PASSAGE:
━━━━━━━━

Sreto Ristić

Personal information
- Date of birth: 7 February 1976 (age 49)
- Place of birth: Zagreb, SR Croatia, SFR Yugoslavia
- Height: 1.88 m (6 ft 2 in)
- Position(s): Forward

Youth career
- Dinamo Zagreb
- 0000–1995: SSV Reutlingen

Senior career*
- Years: Team / Apps / (Gls)
- 1995–1996: SSV Reutlingen / 51 / (12)
- 1996–2000: VfB Stuttgart / 47 / (5)
- 2000–2001: Campomaiorense / 9 / (0)
- 2001: SSV Ulm / 13 / (4)
- 2001–2004: Union Berlin / 82 / (22)
- 2005: Guangzhou Rizhiquan / 8 / (0)
- 2005–2006: VfB Stuttgart II / 16 / (1)
- 2006–2007: Grasshoppers / 27 / (8)
- 2007–2008: Eintracht Braunschweig / 17 / (1)
- 2008–2011: SV Sandhausen / 73 / (12)
- Total:  / 343 / (65)

Managerial career
- 2018: Chemnitzer FC (caretaker)
- 2019: Chemnitzer FC (caretaker)
- 2021–2022: Kickers Offenbach
- 2023–2024: Hallescher FC
- 2024: SV Sandhausen

= Sreto Ristić =

German-Croatian footballer

Sreto Ristić (born 7 February 1976) is a German retired footballer, who last managed SV Sandhausen. He holds Croatian citizenship. He moved to Germany at young age and has spent almost all his football career in Germany.

━━━━━━━━

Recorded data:
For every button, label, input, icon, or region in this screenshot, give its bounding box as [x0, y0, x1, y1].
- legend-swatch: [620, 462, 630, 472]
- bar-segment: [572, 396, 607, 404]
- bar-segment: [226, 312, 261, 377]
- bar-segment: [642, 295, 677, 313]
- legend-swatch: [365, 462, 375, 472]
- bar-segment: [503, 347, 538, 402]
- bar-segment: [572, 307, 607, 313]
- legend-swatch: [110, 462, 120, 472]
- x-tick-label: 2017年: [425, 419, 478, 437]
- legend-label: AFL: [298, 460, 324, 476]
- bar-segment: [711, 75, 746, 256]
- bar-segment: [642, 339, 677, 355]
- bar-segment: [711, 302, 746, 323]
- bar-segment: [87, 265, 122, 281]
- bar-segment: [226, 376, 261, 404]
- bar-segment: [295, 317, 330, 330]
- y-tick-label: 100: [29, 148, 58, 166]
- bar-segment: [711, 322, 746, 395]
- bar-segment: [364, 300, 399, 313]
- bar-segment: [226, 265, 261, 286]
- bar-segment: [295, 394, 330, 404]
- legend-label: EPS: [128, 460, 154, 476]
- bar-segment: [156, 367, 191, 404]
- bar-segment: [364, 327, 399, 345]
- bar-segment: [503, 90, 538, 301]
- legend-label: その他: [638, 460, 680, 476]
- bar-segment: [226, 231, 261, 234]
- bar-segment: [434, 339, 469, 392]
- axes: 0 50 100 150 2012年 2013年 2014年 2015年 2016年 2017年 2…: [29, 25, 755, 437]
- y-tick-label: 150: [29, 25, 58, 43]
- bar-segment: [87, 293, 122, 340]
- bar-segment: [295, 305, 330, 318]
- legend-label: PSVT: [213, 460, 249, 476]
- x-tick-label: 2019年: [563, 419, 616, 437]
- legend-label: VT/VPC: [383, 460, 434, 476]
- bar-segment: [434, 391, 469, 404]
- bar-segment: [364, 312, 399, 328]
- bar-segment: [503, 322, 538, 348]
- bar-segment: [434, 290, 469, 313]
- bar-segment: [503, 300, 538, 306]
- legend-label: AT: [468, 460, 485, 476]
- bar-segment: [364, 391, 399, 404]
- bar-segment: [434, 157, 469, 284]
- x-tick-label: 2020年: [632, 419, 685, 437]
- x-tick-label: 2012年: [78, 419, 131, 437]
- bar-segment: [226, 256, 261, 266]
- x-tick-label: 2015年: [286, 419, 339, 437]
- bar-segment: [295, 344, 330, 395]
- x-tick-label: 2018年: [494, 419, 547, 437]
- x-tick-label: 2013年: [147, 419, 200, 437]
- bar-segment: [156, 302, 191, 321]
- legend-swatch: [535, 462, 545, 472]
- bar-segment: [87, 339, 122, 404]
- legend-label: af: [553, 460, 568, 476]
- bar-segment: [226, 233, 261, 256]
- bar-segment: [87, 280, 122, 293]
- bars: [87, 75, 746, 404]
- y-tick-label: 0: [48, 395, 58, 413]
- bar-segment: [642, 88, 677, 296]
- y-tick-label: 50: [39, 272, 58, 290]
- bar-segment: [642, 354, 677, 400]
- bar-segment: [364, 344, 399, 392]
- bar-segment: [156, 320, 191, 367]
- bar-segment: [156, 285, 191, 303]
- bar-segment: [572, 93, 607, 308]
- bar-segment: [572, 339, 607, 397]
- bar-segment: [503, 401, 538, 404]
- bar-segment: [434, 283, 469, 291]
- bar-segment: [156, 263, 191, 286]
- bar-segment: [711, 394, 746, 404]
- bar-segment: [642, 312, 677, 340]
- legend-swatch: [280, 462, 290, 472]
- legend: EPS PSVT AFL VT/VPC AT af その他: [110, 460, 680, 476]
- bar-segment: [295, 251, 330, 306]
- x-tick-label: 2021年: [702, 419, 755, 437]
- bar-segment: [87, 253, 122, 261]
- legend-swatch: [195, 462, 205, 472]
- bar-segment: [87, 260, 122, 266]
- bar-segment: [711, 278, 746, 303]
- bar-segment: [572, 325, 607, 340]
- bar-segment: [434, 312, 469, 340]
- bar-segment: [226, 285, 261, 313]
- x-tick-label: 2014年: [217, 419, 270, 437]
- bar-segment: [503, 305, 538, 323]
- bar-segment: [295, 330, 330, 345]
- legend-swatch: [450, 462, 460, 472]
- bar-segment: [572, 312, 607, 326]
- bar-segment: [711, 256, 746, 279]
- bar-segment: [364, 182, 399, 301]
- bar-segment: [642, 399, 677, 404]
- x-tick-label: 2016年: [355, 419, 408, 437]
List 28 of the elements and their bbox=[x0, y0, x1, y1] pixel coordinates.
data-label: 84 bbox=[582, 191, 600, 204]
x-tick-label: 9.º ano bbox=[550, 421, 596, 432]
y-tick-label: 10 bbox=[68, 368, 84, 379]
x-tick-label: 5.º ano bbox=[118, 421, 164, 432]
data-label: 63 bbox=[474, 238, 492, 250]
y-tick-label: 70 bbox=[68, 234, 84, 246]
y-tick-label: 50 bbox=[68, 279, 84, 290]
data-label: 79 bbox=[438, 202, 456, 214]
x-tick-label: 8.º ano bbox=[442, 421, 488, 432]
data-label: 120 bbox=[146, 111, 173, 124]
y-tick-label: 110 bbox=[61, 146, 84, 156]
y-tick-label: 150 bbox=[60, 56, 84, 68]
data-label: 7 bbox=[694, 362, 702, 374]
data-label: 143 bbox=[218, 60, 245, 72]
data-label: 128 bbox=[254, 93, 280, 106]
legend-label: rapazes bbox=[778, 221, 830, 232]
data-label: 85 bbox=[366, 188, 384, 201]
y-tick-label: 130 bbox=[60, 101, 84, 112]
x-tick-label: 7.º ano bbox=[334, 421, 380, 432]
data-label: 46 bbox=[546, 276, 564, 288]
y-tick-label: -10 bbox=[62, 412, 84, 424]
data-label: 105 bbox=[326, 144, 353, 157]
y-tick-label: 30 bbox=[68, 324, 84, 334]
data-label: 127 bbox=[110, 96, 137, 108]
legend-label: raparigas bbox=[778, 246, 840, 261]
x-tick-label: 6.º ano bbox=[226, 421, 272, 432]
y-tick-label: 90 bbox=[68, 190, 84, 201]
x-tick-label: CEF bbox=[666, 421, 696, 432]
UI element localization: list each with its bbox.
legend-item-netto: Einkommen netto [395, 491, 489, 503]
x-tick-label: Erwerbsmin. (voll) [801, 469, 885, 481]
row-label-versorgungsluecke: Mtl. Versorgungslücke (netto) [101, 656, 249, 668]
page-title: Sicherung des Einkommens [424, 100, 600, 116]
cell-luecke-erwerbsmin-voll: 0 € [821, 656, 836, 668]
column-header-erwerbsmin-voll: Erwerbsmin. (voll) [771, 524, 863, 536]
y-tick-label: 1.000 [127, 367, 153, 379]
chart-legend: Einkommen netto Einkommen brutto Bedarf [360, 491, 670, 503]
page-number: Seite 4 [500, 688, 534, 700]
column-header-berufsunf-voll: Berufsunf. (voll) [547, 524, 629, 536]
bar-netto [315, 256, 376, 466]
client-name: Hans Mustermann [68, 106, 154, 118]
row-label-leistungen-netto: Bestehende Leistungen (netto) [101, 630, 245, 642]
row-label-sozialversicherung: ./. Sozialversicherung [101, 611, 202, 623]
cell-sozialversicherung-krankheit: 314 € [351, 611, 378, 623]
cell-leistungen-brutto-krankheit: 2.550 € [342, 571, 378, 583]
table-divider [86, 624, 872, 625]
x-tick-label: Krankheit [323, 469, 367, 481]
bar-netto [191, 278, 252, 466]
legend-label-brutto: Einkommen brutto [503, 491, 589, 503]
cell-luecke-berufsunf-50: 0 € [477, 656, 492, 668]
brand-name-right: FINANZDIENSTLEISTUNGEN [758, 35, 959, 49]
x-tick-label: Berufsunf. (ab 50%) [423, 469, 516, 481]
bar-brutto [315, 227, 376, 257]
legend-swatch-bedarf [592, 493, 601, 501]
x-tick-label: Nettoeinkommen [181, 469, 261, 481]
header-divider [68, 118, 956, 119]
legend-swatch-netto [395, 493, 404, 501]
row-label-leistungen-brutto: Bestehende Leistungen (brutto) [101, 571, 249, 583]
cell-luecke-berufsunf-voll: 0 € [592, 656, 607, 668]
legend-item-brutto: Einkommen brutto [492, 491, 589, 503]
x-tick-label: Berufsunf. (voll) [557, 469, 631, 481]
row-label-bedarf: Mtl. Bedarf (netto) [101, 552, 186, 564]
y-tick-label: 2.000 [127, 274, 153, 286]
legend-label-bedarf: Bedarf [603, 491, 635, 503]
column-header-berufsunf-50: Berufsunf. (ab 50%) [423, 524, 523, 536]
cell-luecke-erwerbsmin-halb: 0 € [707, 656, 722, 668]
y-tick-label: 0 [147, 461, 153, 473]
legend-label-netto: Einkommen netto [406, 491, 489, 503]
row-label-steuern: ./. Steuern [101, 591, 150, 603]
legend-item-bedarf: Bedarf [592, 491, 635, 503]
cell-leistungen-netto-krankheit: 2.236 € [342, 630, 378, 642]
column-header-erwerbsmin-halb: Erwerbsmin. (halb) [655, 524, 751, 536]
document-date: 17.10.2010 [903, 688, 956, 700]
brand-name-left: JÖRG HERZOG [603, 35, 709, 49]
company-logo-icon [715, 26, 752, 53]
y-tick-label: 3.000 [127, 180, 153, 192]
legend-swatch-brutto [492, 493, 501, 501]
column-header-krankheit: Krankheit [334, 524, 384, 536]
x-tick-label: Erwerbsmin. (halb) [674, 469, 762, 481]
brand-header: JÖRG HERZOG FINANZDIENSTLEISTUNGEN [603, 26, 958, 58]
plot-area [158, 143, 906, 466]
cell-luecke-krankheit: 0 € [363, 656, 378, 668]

━━━━━━━━

REQUIRED ACTION 1:
Using the Sreto Ristić profile, answer each question in a few words:
(a) What position did he play?
(b) Which club did he manage in 2021–2022?
(c) Besides being German, what citizenship does he hold?
REQUIRED ACTION 2: Extend the Sreto Ristić profile with a few more sentences, picking up right after its final sentence.

EXERCISE OUTPUT 1:
(a) Forward
(b) Kickers Offenbach
(c) Croatian

EXERCISE OUTPUT 2:
==Coaching career==
In October 2013, Ristić was hired as assistant coach for Stuttgarter Kickers. He left the position on 4 November 2015. On 20 May 2016, Ristić joined Preußen Münster as assistant manager.

Ahead of the 2017–18 season, Ristić was hired as assistant manager at Chemnitzer FC. In January 2018, he was appointed caretaker manager. It lasted for four days before a new manager was appointed. On 4 September 2019, he was appointed caretaker manager once again, before Patrick Glöckner replaced him 18 days later.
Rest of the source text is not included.